*Stated goal*: Copy the entries below exactly. Images do not belong in the copy.

*Given information*:
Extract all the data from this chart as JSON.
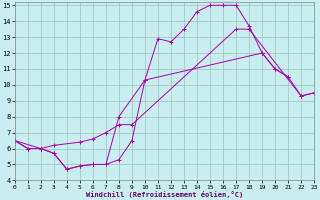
{
  "xlabel": "Windchill (Refroidissement éolien,°C)",
  "bg_color": "#c8eef0",
  "grid_color": "#9dbfbf",
  "line_color": "#aa00aa",
  "xlim": [
    0,
    23
  ],
  "ylim": [
    4,
    15.2
  ],
  "xticks": [
    0,
    1,
    2,
    3,
    4,
    5,
    6,
    7,
    8,
    9,
    10,
    11,
    12,
    13,
    14,
    15,
    16,
    17,
    18,
    19,
    20,
    21,
    22,
    23
  ],
  "yticks": [
    4,
    5,
    6,
    7,
    8,
    9,
    10,
    11,
    12,
    13,
    14,
    15
  ],
  "s1_x": [
    0,
    1,
    2,
    3,
    4,
    5,
    6,
    7,
    8,
    9,
    10,
    11,
    12,
    13,
    14,
    15,
    16,
    17,
    18,
    19,
    20,
    21
  ],
  "s1_y": [
    6.5,
    6.0,
    6.0,
    5.7,
    4.7,
    4.9,
    5.0,
    5.0,
    5.3,
    6.5,
    10.3,
    12.9,
    12.7,
    13.5,
    14.6,
    15.0,
    15.0,
    15.0,
    13.7,
    12.0,
    11.0,
    10.5
  ],
  "s2_x": [
    0,
    2,
    3,
    5,
    6,
    7,
    8,
    9,
    17,
    18,
    22,
    23
  ],
  "s2_y": [
    6.5,
    6.0,
    6.2,
    6.4,
    6.6,
    7.0,
    7.5,
    7.5,
    13.5,
    13.5,
    9.3,
    9.5
  ],
  "s3_x": [
    0,
    1,
    2,
    3,
    4,
    5,
    6,
    7,
    8,
    10,
    19,
    20,
    21,
    22,
    23
  ],
  "s3_y": [
    6.5,
    6.0,
    6.0,
    5.7,
    4.7,
    4.9,
    5.0,
    5.0,
    8.0,
    10.3,
    12.0,
    11.0,
    10.5,
    9.3,
    9.5
  ]
}
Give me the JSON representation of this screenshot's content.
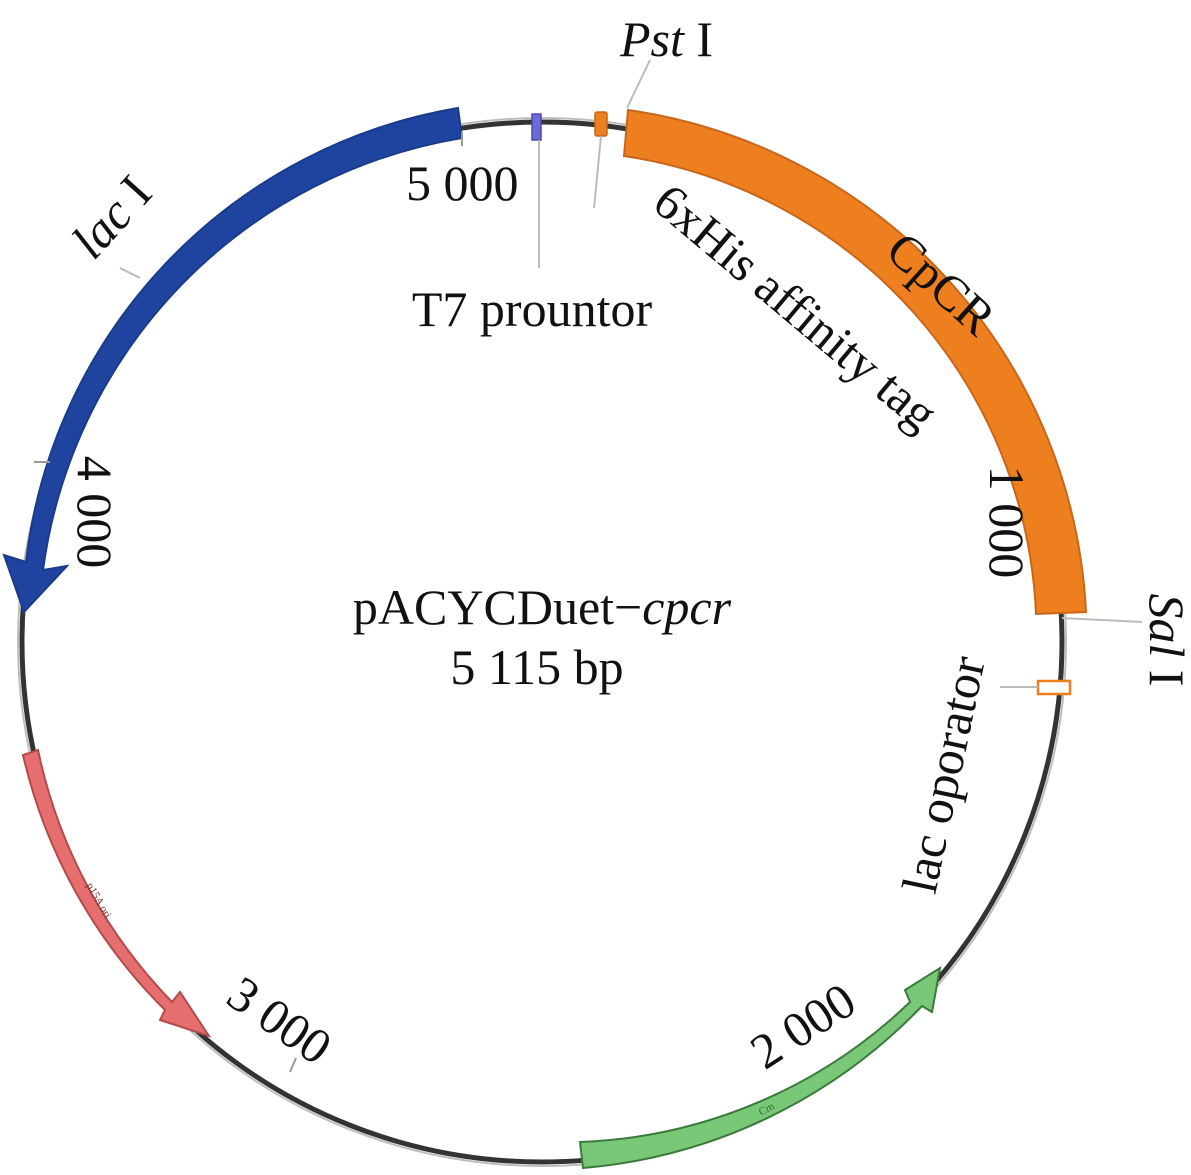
{
  "plasmid": {
    "name_roman": "pACYCDuet−",
    "name_italic": "cpcr",
    "size": "5 115 bp"
  },
  "ticks": {
    "t5000": "5 000",
    "t4000": "4 000",
    "t3000": "3 000",
    "t2000": "2 000",
    "t1000": "1 000"
  },
  "features": {
    "lac_i_italic": "lac",
    "lac_i_suffix": " I",
    "cpcr": "CpCR",
    "his_tag": "6xHis affinity tag",
    "t7": "T7 prountor",
    "lac_operator": "lac oporator",
    "p15a_ori": "p15A ori",
    "cm": "Cm"
  },
  "sites": {
    "pst_italic": "Pst",
    "pst_suffix": " I",
    "sal_italic": "Sal",
    "sal_suffix": " I"
  },
  "colors": {
    "lac_i": "#1e44a0",
    "cpcr": "#ee7f1e",
    "ori": "#e66e6e",
    "cm": "#78c878",
    "t7": "#6a6ad8",
    "backbone": "#333333"
  }
}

*Correct output*:
Extract all the data from this chart as JSON.
{
  "xlabel": "Windchill (Refroidissement éolien,°C)",
  "bg_color": "#c8eef0",
  "grid_color": "#9dbfbf",
  "line_color": "#aa00aa",
  "xlim": [
    0,
    23
  ],
  "ylim": [
    4,
    15.2
  ],
  "xticks": [
    0,
    1,
    2,
    3,
    4,
    5,
    6,
    7,
    8,
    9,
    10,
    11,
    12,
    13,
    14,
    15,
    16,
    17,
    18,
    19,
    20,
    21,
    22,
    23
  ],
  "yticks": [
    4,
    5,
    6,
    7,
    8,
    9,
    10,
    11,
    12,
    13,
    14,
    15
  ],
  "s1_x": [
    0,
    1,
    2,
    3,
    4,
    5,
    6,
    7,
    8,
    9,
    10,
    11,
    12,
    13,
    14,
    15,
    16,
    17,
    18,
    19,
    20,
    21
  ],
  "s1_y": [
    6.5,
    6.0,
    6.0,
    5.7,
    4.7,
    4.9,
    5.0,
    5.0,
    5.3,
    6.5,
    10.3,
    12.9,
    12.7,
    13.5,
    14.6,
    15.0,
    15.0,
    15.0,
    13.7,
    12.0,
    11.0,
    10.5
  ],
  "s2_x": [
    0,
    2,
    3,
    5,
    6,
    7,
    8,
    9,
    17,
    18,
    22,
    23
  ],
  "s2_y": [
    6.5,
    6.0,
    6.2,
    6.4,
    6.6,
    7.0,
    7.5,
    7.5,
    13.5,
    13.5,
    9.3,
    9.5
  ],
  "s3_x": [
    0,
    1,
    2,
    3,
    4,
    5,
    6,
    7,
    8,
    10,
    19,
    20,
    21,
    22,
    23
  ],
  "s3_y": [
    6.5,
    6.0,
    6.0,
    5.7,
    4.7,
    4.9,
    5.0,
    5.0,
    8.0,
    10.3,
    12.0,
    11.0,
    10.5,
    9.3,
    9.5
  ]
}
Give me the JSON representation of this screenshot's content.
{
  "plasmid": {
    "name_roman": "pACYCDuet−",
    "name_italic": "cpcr",
    "size": "5 115 bp"
  },
  "ticks": {
    "t5000": "5 000",
    "t4000": "4 000",
    "t3000": "3 000",
    "t2000": "2 000",
    "t1000": "1 000"
  },
  "features": {
    "lac_i_italic": "lac",
    "lac_i_suffix": " I",
    "cpcr": "CpCR",
    "his_tag": "6xHis affinity tag",
    "t7": "T7 prountor",
    "lac_operator": "lac oporator",
    "p15a_ori": "p15A ori",
    "cm": "Cm"
  },
  "sites": {
    "pst_italic": "Pst",
    "pst_suffix": " I",
    "sal_italic": "Sal",
    "sal_suffix": " I"
  },
  "colors": {
    "lac_i": "#1e44a0",
    "cpcr": "#ee7f1e",
    "ori": "#e66e6e",
    "cm": "#78c878",
    "t7": "#6a6ad8",
    "backbone": "#333333"
  }
}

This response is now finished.